[Recorded data]
******
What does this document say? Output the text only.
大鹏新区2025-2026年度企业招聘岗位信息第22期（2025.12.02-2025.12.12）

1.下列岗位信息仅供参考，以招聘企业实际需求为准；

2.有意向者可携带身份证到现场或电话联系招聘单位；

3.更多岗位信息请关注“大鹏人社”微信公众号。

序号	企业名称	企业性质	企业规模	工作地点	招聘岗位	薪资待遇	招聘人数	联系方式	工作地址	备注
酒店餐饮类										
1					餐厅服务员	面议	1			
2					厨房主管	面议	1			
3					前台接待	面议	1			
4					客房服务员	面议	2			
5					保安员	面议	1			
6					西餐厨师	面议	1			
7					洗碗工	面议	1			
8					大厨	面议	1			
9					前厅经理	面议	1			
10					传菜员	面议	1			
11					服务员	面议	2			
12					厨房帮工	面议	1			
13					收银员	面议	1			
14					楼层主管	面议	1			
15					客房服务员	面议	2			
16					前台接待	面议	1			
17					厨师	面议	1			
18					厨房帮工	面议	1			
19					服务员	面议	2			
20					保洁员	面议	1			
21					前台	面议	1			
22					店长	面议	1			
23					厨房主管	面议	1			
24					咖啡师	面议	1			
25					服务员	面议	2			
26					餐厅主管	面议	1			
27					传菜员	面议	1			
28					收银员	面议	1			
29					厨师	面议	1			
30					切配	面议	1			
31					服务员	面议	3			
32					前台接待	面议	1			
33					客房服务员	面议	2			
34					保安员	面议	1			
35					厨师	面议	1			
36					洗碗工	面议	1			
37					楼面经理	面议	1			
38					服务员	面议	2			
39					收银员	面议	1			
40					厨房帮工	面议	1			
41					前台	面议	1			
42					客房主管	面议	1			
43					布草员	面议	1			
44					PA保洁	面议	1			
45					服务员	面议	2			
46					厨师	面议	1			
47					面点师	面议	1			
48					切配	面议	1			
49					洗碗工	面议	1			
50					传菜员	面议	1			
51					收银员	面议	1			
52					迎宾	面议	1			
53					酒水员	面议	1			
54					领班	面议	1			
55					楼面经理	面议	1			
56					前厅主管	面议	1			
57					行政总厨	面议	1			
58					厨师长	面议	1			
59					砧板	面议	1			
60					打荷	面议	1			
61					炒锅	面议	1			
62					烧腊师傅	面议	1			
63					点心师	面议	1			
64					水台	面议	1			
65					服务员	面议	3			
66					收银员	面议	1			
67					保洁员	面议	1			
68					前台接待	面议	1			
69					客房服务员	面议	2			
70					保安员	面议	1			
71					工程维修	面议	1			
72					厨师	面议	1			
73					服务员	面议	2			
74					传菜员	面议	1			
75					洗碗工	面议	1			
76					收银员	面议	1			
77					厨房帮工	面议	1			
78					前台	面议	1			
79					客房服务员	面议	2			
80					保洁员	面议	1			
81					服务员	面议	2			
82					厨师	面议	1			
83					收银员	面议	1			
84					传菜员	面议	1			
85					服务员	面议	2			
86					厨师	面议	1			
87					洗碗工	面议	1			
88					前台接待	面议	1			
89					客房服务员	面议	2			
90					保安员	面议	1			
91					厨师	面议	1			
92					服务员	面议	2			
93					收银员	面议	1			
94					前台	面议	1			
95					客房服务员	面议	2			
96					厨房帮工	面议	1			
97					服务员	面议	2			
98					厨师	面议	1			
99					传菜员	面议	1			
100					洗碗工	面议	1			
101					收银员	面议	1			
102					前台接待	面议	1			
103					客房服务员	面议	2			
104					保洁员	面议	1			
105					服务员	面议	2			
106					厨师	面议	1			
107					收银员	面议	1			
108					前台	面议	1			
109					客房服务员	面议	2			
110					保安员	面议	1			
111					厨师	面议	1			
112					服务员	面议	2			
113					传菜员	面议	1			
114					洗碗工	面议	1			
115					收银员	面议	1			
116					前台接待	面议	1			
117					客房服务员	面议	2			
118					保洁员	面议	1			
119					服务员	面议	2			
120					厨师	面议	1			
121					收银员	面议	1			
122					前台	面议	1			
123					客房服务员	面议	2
******
From the records above, extract everything verbatim.

What does this document say? Output the text only.
大鹏新区2025-2026年度企业招聘岗位信息第22期（2025.12.02-2025.12.12）

1.下列岗位信息仅供参考，以招聘企业实际需求为准；

2.有意向者可携带身份证到现场或电话联系招聘单位；

3.更多岗位信息请关注“大鹏人社”微信公众号。

序号	企业名称	企业性质	企业规模	工作地点	招聘岗位	薪资待遇	招聘人数	联系方式	工作地址	备注
酒店餐饮类										
1					餐厅服务员	面议	1			
2					厨房主管	面议	1			
3					前台接待	面议	1			
4					客房服务员	面议	2			
5					保安员	面议	1			
6					西餐厨师	面议	1			
7					洗碗工	面议	1			
8					大厨	面议	1			
9					前厅经理	面议	1			
10					传菜员	面议	1			
11					服务员	面议	2			
12					厨房帮工	面议	1			
13					收银员	面议	1			
14					楼层主管	面议	1			
15					客房服务员	面议	2			
16					前台接待	面议	1			
17					厨师	面议	1			
18					厨房帮工	面议	1			
19					服务员	面议	2			
20					保洁员	面议	1			
21					前台	面议	1			
22					店长	面议	1			
23					厨房主管	面议	1			
24					咖啡师	面议	1			
25					服务员	面议	2			
26					餐厅主管	面议	1			
27					传菜员	面议	1			
28					收银员	面议	1			
29					厨师	面议	1			
30					切配	面议	1			
31					服务员	面议	3			
32					前台接待	面议	1			
33					客房服务员	面议	2			
34					保安员	面议	1			
35					厨师	面议	1			
36					洗碗工	面议	1			
37					楼面经理	面议	1			
38					服务员	面议	2			
39					收银员	面议	1			
40					厨房帮工	面议	1			
41					前台	面议	1			
42					客房主管	面议	1			
43					布草员	面议	1			
44					PA保洁	面议	1			
45					服务员	面议	2			
46					厨师	面议	1			
47					面点师	面议	1			
48					切配	面议	1			
49					洗碗工	面议	1			
50					传菜员	面议	1			
51					收银员	面议	1			
52					迎宾	面议	1			
53					酒水员	面议	1			
54					领班	面议	1			
55					楼面经理	面议	1			
56					前厅主管	面议	1			
57					行政总厨	面议	1			
58					厨师长	面议	1			
59					砧板	面议	1			
60					打荷	面议	1			
61					炒锅	面议	1			
62					烧腊师傅	面议	1			
63					点心师	面议	1			
64					水台	面议	1			
65					服务员	面议	3			
66					收银员	面议	1			
67					保洁员	面议	1			
68					前台接待	面议	1			
69					客房服务员	面议	2			
70					保安员	面议	1			
71					工程维修	面议	1			
72					厨师	面议	1			
73					服务员	面议	2			
74					传菜员	面议	1			
75					洗碗工	面议	1			
76					收银员	面议	1			
77					厨房帮工	面议	1			
78					前台	面议	1			
79					客房服务员	面议	2			
80					保洁员	面议	1			
81					服务员	面议	2			
82					厨师	面议	1			
83					收银员	面议	1			
84					传菜员	面议	1			
85					服务员	面议	2			
86					厨师	面议	1			
87					洗碗工	面议	1			
88					前台接待	面议	1			
89					客房服务员	面议	2			
90					保安员	面议	1			
91					厨师	面议	1			
92					服务员	面议	2			
93					收银员	面议	1			
94					前台	面议	1			
95					客房服务员	面议	2			
96					厨房帮工	面议	1			
97					服务员	面议	2			
98					厨师	面议	1			
99					传菜员	面议	1			
100					洗碗工	面议	1			
101					收银员	面议	1			
102					前台接待	面议	1			
103					客房服务员	面议	2			
104					保洁员	面议	1			
105					服务员	面议	2			
106					厨师	面议	1			
107					收银员	面议	1			
108					前台	面议	1			
109					客房服务员	面议	2			
110					保安员	面议	1			
111					厨师	面议	1			
112					服务员	面议	2			
113					传菜员	面议	1			
114					洗碗工	面议	1			
115					收银员	面议	1			
116					前台接待	面议	1			
117					客房服务员	面议	2			
118					保洁员	面议	1			
119					服务员	面议	2			
120					厨师	面议	1			
121					收银员	面议	1			
122					前台	面议	1			
123					客房服务员	面议	2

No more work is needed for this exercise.